Task statement: Leave out the pictures and repeat the rest of the material exactly.

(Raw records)
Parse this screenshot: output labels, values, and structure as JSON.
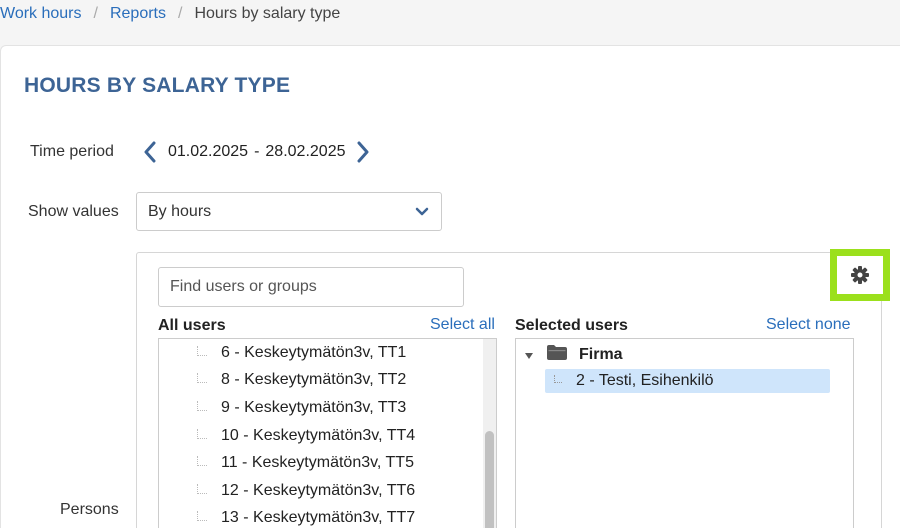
{
  "breadcrumb": {
    "items": [
      "Work hours",
      "Reports"
    ],
    "current": "Hours by salary type",
    "separator": "/"
  },
  "page": {
    "title": "HOURS BY SALARY TYPE"
  },
  "time_period": {
    "label": "Time period",
    "start": "01.02.2025",
    "dash": "-",
    "end": "28.02.2025"
  },
  "show_values": {
    "label": "Show values",
    "selected": "By hours"
  },
  "persons": {
    "label": "Persons",
    "search_placeholder": "Find users or groups",
    "all_users_header": "All users",
    "select_all": "Select all",
    "selected_users_header": "Selected users",
    "select_none": "Select none",
    "all_users": [
      "6 - Keskeytymätön3v, TT1",
      "8 - Keskeytymätön3v, TT2",
      "9 - Keskeytymätön3v, TT3",
      "10 - Keskeytymätön3v, TT4",
      "11 - Keskeytymätön3v, TT5",
      "12 - Keskeytymätön3v, TT6",
      "13 - Keskeytymätön3v, TT7"
    ],
    "selected_group": "Firma",
    "selected_users": [
      "2 - Testi, Esihenkilö"
    ]
  },
  "colors": {
    "accent": "#3d6495",
    "link": "#2a6ebb",
    "highlight": "#9be01c",
    "selection": "#cfe5fb"
  },
  "icons": [
    "chevron-left-icon",
    "chevron-right-icon",
    "chevron-down-icon",
    "gear-icon",
    "folder-icon",
    "caret-down-icon"
  ]
}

Answer to the problem:
Parse this screenshot: output labels, values, and structure as JSON.
{
  "breadcrumb": {
    "items": [
      "Work hours",
      "Reports"
    ],
    "current": "Hours by salary type",
    "separator": "/"
  },
  "page": {
    "title": "HOURS BY SALARY TYPE"
  },
  "time_period": {
    "label": "Time period",
    "start": "01.02.2025",
    "dash": "-",
    "end": "28.02.2025"
  },
  "show_values": {
    "label": "Show values",
    "selected": "By hours"
  },
  "persons": {
    "label": "Persons",
    "search_placeholder": "Find users or groups",
    "all_users_header": "All users",
    "select_all": "Select all",
    "selected_users_header": "Selected users",
    "select_none": "Select none",
    "all_users": [
      "6 - Keskeytymätön3v, TT1",
      "8 - Keskeytymätön3v, TT2",
      "9 - Keskeytymätön3v, TT3",
      "10 - Keskeytymätön3v, TT4",
      "11 - Keskeytymätön3v, TT5",
      "12 - Keskeytymätön3v, TT6",
      "13 - Keskeytymätön3v, TT7"
    ],
    "selected_group": "Firma",
    "selected_users": [
      "2 - Testi, Esihenkilö"
    ]
  },
  "colors": {
    "accent": "#3d6495",
    "link": "#2a6ebb",
    "highlight": "#9be01c",
    "selection": "#cfe5fb"
  },
  "icons": [
    "chevron-left-icon",
    "chevron-right-icon",
    "chevron-down-icon",
    "gear-icon",
    "folder-icon",
    "caret-down-icon"
  ]
}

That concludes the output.